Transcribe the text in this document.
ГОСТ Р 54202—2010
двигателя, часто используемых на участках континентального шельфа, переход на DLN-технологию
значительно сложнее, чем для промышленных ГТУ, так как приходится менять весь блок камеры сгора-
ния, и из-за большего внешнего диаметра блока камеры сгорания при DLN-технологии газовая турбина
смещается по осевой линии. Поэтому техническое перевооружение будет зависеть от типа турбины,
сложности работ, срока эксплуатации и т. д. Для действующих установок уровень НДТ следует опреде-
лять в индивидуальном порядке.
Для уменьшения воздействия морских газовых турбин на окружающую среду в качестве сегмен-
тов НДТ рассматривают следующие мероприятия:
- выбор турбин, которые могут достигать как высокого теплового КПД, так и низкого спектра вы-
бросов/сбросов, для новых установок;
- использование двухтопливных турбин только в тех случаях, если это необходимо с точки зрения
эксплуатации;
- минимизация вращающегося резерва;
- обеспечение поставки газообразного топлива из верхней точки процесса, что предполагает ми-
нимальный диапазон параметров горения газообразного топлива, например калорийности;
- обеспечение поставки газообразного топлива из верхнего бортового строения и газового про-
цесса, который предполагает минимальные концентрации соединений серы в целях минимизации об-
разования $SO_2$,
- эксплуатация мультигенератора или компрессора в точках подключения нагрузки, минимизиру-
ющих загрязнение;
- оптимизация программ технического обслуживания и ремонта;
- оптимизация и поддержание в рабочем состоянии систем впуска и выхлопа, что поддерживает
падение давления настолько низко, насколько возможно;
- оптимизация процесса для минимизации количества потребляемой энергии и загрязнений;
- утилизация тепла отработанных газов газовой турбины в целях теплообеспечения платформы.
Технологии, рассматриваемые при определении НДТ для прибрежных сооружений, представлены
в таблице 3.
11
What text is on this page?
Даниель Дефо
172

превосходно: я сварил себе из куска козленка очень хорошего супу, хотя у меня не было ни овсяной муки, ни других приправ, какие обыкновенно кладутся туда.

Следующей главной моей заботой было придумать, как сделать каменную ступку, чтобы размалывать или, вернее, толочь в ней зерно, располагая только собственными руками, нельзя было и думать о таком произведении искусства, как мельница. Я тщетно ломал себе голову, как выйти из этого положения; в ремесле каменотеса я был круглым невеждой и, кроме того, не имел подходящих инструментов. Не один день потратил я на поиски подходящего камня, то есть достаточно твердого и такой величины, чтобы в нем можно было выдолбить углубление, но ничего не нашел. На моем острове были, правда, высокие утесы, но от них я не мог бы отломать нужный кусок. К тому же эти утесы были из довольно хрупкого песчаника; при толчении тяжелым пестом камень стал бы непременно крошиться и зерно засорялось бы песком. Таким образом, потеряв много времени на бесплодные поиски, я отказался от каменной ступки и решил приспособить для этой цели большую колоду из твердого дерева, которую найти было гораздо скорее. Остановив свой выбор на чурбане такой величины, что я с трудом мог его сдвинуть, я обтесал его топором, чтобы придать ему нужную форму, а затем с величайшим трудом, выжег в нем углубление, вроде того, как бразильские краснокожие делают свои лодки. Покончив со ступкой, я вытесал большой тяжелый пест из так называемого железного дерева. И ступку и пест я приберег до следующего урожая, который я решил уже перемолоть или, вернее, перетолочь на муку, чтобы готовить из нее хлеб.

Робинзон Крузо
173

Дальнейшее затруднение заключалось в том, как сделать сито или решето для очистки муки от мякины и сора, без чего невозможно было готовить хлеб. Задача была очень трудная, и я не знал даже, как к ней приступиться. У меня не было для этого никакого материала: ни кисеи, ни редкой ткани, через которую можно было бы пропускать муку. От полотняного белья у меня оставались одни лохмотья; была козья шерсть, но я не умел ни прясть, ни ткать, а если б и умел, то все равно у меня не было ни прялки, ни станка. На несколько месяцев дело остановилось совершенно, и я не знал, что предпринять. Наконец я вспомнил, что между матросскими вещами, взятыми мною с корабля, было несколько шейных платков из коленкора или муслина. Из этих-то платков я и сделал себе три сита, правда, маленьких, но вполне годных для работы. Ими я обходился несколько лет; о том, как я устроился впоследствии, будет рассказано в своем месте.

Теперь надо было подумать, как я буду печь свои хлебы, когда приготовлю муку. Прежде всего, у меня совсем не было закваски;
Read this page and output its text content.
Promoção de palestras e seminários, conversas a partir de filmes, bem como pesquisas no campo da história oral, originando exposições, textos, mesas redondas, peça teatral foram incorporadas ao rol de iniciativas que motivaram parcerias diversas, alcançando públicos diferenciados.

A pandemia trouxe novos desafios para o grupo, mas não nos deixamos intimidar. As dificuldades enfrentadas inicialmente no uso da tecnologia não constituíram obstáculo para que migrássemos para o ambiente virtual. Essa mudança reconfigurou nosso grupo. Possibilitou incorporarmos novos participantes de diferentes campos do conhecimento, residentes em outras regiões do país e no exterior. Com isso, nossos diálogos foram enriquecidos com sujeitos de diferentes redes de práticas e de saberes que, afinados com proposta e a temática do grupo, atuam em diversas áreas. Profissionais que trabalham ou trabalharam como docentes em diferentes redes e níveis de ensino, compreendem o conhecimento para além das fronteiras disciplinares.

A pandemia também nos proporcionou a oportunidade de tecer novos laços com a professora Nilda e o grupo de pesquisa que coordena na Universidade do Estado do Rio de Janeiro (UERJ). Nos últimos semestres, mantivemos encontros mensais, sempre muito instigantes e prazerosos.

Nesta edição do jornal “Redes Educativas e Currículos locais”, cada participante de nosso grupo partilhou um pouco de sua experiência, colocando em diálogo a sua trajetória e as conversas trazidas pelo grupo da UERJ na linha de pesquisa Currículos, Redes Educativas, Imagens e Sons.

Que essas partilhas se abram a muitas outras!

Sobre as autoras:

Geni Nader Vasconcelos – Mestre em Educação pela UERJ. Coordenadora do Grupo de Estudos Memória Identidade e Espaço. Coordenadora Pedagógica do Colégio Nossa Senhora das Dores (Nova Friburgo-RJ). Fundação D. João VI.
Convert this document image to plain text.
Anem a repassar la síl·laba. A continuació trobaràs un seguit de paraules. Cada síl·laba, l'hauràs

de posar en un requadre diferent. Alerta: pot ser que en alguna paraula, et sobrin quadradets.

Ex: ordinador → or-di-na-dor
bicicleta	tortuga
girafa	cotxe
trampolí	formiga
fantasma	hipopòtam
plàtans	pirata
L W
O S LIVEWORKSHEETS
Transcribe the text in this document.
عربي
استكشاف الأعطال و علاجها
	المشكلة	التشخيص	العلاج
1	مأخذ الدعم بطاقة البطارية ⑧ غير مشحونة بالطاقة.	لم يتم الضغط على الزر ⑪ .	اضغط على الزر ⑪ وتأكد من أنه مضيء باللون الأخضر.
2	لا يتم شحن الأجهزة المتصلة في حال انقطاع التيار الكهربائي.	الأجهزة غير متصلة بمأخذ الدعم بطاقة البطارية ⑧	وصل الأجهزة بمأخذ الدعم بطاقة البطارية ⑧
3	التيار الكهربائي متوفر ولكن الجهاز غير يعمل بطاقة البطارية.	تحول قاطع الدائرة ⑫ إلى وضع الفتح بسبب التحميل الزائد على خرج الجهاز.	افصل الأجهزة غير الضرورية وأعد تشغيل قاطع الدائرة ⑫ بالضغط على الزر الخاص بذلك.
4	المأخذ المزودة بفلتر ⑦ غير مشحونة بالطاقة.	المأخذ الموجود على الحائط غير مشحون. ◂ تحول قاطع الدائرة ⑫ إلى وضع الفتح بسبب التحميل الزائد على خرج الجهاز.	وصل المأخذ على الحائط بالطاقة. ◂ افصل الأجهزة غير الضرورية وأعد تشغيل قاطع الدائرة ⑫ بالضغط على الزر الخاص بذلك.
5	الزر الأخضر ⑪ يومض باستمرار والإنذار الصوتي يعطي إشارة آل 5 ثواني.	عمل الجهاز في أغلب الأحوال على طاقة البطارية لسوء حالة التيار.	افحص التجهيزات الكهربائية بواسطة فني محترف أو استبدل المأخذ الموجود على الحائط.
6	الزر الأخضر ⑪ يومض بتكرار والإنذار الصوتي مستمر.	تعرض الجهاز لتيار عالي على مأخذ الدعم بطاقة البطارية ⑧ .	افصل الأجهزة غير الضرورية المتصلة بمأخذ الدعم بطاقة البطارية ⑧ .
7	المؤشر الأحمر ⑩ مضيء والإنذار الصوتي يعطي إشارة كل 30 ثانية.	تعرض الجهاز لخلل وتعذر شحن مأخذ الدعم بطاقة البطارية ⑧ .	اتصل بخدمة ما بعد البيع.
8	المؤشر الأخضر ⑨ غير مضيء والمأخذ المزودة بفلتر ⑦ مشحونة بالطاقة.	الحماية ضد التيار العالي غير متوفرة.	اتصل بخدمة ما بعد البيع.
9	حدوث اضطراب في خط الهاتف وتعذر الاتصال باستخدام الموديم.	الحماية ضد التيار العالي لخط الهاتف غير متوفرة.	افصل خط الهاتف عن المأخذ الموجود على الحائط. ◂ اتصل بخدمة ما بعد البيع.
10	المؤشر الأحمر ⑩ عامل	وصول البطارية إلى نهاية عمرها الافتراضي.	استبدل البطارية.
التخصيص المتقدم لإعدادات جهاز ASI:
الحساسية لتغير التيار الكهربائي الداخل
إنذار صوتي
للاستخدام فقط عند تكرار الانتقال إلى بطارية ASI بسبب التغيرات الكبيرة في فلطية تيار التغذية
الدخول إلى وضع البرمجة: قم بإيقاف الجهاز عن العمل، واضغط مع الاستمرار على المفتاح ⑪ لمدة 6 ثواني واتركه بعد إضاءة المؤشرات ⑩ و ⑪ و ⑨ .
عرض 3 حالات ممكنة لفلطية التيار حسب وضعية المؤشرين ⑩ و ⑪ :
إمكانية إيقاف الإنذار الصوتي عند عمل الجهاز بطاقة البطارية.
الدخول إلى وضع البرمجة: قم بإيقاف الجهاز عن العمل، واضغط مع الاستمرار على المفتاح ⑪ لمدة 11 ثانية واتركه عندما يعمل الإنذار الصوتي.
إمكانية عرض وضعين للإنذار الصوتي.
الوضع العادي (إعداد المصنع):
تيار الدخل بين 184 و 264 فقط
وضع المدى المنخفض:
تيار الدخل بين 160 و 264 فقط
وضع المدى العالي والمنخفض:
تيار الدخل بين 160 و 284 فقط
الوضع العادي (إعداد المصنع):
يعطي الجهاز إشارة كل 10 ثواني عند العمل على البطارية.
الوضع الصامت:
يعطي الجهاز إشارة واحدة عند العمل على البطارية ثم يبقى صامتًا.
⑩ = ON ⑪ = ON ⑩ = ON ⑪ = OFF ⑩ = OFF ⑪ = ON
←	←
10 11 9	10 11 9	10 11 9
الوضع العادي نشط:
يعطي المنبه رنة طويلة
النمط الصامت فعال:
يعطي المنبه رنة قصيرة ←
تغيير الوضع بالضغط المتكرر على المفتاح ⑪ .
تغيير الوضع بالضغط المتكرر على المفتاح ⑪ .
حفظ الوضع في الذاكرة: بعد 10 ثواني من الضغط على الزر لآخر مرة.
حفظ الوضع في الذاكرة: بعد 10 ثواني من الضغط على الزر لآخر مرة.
- - -
DO THIS:
Each line in the listing above either holds the string "الضرورية" or does not; state how many do, giving the number only.

OUTPUT FOR THIS EXERCISE:
3